Saved data entries
= = =

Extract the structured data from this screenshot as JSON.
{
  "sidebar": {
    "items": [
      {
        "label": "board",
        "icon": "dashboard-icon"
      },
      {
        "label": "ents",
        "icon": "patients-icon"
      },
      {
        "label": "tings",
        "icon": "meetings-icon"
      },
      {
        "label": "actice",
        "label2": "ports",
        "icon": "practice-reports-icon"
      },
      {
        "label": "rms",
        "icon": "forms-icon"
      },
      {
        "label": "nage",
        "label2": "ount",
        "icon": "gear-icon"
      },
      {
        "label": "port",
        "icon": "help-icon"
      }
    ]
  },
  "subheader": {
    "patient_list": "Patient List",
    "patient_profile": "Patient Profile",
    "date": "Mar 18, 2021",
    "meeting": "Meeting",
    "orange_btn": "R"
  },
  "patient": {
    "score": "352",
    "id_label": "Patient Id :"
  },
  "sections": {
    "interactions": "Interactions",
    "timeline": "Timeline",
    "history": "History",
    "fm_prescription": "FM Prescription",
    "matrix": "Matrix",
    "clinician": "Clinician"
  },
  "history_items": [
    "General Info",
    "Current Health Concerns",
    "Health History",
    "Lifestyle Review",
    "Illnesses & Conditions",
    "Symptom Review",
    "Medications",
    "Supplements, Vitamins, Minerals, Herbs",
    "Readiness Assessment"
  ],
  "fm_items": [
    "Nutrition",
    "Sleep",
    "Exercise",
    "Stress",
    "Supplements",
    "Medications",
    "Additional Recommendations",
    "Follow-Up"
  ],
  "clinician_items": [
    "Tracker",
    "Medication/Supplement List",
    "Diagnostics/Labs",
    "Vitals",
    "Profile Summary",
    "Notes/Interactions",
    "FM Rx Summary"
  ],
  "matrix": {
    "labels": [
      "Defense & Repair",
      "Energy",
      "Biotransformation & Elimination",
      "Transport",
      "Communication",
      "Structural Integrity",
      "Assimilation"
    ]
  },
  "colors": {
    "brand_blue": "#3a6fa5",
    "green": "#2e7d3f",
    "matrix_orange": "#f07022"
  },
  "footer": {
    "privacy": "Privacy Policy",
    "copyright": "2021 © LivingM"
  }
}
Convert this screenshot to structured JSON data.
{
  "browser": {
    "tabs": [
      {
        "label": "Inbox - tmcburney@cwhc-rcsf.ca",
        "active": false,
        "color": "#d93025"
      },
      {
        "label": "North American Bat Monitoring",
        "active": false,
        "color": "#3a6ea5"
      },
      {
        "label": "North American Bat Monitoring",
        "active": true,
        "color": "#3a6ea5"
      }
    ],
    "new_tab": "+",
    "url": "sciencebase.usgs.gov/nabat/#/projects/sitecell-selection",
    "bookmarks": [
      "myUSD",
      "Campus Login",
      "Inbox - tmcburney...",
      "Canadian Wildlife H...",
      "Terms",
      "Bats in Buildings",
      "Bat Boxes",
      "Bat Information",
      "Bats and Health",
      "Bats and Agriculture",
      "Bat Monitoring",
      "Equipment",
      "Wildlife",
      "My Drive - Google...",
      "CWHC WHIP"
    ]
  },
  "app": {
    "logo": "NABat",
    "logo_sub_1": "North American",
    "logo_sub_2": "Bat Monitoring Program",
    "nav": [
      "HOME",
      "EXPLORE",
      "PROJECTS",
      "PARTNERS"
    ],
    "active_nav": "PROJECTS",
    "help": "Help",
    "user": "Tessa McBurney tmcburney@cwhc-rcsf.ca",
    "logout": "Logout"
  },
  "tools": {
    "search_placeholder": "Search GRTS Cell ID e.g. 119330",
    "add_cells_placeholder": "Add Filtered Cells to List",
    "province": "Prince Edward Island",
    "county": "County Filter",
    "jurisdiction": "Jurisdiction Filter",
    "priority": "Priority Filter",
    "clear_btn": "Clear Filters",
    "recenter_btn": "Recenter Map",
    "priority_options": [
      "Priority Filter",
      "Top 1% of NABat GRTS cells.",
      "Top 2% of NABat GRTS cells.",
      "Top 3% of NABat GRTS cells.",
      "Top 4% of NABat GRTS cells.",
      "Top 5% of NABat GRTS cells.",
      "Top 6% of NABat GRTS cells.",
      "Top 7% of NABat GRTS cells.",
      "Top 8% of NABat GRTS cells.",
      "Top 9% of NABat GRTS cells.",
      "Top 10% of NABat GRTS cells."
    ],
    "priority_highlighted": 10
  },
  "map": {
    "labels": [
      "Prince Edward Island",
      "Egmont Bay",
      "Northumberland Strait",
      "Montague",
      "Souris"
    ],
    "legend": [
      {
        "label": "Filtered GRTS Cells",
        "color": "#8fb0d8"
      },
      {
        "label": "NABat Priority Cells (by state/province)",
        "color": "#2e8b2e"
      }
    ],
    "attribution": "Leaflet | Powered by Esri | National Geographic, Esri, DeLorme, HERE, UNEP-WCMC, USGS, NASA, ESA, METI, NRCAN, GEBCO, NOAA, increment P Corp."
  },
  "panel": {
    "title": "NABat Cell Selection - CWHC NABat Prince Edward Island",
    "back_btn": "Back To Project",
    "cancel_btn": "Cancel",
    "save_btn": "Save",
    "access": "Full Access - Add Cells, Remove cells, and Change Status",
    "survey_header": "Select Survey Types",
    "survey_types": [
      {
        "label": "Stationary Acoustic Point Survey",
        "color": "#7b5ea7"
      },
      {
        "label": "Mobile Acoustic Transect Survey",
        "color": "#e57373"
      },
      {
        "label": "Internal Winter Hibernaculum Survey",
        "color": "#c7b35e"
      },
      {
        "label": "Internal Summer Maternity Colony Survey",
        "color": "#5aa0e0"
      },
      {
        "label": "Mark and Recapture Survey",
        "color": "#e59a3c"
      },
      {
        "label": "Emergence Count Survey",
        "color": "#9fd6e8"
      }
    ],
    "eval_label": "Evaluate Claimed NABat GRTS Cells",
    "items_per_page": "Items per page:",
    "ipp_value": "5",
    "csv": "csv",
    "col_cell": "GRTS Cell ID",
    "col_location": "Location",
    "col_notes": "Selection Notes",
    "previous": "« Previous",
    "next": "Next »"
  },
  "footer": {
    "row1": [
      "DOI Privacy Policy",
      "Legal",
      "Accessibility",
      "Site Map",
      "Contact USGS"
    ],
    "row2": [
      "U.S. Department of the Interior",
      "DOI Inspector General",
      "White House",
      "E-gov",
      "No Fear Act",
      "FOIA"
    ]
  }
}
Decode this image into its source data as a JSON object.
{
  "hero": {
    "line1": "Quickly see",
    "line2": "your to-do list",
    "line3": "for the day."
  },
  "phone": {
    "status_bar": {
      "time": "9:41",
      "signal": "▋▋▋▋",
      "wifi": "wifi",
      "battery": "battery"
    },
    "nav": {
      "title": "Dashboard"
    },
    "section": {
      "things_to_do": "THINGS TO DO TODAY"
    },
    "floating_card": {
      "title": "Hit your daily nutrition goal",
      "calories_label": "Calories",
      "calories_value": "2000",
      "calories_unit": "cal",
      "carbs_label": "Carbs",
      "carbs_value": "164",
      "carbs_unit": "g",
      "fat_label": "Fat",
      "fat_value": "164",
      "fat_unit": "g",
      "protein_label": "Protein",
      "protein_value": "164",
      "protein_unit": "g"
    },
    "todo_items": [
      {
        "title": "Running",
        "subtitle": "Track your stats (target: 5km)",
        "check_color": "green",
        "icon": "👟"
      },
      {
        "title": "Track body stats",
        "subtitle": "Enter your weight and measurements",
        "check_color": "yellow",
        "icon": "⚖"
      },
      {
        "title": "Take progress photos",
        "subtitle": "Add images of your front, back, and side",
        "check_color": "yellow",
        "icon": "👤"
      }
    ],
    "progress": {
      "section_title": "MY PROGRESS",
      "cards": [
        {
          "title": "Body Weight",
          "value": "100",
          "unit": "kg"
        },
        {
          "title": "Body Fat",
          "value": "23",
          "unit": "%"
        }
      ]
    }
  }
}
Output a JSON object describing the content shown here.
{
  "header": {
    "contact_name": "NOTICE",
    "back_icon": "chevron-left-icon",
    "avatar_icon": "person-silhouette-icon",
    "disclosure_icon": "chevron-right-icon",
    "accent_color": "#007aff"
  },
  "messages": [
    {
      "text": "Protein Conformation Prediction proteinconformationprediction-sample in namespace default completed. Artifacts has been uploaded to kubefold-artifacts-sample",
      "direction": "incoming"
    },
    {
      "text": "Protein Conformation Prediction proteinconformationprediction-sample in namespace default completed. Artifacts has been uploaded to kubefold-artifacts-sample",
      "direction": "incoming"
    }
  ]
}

= = =

■ WORK ORDER
Start at the line with "Output a JSON". Give that line and every line after it again, word for word, through the last line above.

■ ANSWER SECTION
Output a JSON object describing the content shown here.
{
  "header": {
    "contact_name": "NOTICE",
    "back_icon": "chevron-left-icon",
    "avatar_icon": "person-silhouette-icon",
    "disclosure_icon": "chevron-right-icon",
    "accent_color": "#007aff"
  },
  "messages": [
    {
      "text": "Protein Conformation Prediction proteinconformationprediction-sample in namespace default completed. Artifacts has been uploaded to kubefold-artifacts-sample",
      "direction": "incoming"
    },
    {
      "text": "Protein Conformation Prediction proteinconformationprediction-sample in namespace default completed. Artifacts has been uploaded to kubefold-artifacts-sample",
      "direction": "incoming"
    }
  ]
}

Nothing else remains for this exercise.